PROBLEM STATEMENT — Read through the entries below and return each line with the word "page".

DATA ROWS —
+---+

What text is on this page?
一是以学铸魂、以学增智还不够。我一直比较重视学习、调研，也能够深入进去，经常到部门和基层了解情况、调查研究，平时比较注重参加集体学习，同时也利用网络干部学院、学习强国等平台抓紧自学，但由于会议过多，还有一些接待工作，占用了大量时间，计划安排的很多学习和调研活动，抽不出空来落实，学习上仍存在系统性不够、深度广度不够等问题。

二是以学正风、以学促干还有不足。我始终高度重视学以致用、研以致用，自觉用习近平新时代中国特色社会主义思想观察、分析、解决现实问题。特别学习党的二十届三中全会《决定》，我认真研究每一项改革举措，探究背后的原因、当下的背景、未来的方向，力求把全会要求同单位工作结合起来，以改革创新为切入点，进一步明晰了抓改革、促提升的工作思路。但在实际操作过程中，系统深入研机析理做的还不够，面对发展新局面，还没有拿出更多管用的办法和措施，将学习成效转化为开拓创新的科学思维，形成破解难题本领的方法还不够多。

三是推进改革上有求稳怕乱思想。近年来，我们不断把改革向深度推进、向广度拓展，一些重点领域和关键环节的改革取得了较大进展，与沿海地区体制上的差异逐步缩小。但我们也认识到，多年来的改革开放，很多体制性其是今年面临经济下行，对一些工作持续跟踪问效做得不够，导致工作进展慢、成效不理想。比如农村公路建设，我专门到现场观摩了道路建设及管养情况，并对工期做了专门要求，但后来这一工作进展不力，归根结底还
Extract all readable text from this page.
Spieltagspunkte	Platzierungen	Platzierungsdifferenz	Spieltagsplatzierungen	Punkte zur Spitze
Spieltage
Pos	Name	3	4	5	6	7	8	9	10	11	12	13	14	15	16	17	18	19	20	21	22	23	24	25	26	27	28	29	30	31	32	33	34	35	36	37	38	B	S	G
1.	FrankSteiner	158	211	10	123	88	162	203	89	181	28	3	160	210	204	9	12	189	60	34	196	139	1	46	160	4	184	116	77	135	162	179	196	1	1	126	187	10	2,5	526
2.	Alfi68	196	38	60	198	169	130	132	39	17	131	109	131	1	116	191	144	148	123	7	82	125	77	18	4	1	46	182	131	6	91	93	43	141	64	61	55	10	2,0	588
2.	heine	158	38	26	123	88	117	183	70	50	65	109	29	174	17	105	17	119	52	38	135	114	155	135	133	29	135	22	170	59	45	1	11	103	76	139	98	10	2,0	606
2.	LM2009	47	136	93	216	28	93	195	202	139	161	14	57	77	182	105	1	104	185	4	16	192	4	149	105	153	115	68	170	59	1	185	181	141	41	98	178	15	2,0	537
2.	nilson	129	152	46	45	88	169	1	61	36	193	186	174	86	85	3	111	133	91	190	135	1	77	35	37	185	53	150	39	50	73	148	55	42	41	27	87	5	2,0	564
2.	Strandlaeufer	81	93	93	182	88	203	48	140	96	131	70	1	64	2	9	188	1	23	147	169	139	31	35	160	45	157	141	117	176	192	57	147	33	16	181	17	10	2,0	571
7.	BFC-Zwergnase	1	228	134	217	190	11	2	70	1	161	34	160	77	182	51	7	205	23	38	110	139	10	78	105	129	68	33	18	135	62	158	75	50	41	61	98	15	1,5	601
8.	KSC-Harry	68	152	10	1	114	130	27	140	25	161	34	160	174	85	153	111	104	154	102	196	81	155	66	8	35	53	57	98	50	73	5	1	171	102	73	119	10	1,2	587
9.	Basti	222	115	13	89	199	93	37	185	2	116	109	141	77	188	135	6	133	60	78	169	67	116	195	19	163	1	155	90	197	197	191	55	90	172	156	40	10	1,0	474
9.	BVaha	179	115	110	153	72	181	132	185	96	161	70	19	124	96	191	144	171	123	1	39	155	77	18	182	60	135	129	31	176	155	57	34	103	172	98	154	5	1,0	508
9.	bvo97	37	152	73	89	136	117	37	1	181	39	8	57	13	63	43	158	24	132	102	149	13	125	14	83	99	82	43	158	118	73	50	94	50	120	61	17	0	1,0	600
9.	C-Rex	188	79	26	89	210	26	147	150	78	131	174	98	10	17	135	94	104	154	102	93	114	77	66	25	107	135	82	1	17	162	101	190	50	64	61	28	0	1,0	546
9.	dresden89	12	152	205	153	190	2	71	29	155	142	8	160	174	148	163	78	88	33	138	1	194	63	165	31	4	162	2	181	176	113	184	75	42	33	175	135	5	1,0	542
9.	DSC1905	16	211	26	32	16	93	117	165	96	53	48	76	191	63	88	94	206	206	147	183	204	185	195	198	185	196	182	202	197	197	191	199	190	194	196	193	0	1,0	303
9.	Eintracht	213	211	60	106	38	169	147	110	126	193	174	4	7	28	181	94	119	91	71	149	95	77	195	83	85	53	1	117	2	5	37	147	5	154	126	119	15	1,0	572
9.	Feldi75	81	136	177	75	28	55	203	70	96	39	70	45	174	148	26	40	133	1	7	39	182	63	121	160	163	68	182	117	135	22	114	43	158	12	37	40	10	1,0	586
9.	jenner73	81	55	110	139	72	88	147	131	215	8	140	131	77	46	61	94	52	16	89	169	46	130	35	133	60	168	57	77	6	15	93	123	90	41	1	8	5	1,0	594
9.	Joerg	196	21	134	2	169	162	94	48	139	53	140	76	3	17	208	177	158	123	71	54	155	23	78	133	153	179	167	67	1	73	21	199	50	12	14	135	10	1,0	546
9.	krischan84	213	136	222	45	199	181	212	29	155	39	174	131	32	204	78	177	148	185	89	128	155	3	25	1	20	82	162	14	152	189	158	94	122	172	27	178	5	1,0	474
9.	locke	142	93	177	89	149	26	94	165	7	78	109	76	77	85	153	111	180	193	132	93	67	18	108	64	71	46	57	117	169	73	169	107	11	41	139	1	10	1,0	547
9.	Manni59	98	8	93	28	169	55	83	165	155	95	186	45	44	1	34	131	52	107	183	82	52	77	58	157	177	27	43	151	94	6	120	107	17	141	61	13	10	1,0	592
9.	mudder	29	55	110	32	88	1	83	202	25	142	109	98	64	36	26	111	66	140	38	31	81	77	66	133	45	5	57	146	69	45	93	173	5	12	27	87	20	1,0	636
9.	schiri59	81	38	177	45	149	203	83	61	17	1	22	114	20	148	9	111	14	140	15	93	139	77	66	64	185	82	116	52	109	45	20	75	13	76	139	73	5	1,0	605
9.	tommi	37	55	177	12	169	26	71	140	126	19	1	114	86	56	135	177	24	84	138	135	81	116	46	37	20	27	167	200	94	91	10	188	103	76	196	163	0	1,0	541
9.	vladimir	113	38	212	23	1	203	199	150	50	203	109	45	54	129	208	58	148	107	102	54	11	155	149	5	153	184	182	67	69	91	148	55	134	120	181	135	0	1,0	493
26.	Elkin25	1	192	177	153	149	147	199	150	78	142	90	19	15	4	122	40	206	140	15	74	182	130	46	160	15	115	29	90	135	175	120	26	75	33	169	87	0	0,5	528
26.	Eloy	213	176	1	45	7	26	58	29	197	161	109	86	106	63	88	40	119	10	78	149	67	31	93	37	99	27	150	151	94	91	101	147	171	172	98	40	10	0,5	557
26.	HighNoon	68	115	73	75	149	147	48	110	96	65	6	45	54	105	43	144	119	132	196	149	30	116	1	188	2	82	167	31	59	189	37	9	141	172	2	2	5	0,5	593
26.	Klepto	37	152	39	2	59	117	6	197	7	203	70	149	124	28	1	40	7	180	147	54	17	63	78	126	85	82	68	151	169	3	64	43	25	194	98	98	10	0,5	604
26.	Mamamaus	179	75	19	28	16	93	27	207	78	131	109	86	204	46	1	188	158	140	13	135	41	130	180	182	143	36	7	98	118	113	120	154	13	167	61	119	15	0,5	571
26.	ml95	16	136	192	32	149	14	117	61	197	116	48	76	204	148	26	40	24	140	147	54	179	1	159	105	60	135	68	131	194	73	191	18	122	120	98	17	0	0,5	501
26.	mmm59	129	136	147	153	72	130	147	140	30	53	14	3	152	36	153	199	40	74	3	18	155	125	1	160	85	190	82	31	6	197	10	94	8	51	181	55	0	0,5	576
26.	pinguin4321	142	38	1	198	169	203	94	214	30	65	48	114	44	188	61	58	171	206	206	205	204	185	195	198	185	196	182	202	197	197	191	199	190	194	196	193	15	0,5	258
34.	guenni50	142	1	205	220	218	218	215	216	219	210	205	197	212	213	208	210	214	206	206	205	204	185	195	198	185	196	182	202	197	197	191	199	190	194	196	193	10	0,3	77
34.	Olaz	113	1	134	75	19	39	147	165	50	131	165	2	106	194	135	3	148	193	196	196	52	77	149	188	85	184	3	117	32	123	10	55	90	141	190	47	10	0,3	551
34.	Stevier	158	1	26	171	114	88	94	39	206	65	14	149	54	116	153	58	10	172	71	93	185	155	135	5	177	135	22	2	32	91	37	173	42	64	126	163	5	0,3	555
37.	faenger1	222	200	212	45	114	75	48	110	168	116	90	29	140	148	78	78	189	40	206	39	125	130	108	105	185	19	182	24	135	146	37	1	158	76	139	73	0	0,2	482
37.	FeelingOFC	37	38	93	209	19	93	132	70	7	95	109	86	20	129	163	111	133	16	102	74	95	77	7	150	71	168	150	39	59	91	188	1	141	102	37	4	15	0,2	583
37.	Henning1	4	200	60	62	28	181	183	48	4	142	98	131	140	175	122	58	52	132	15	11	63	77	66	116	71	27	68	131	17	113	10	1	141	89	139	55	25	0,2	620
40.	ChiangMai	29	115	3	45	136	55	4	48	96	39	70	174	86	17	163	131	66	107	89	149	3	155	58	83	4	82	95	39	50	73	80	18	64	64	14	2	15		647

+---+

THE COMPLETED TASK —
What text is on this page?
Extract all readable text from this page.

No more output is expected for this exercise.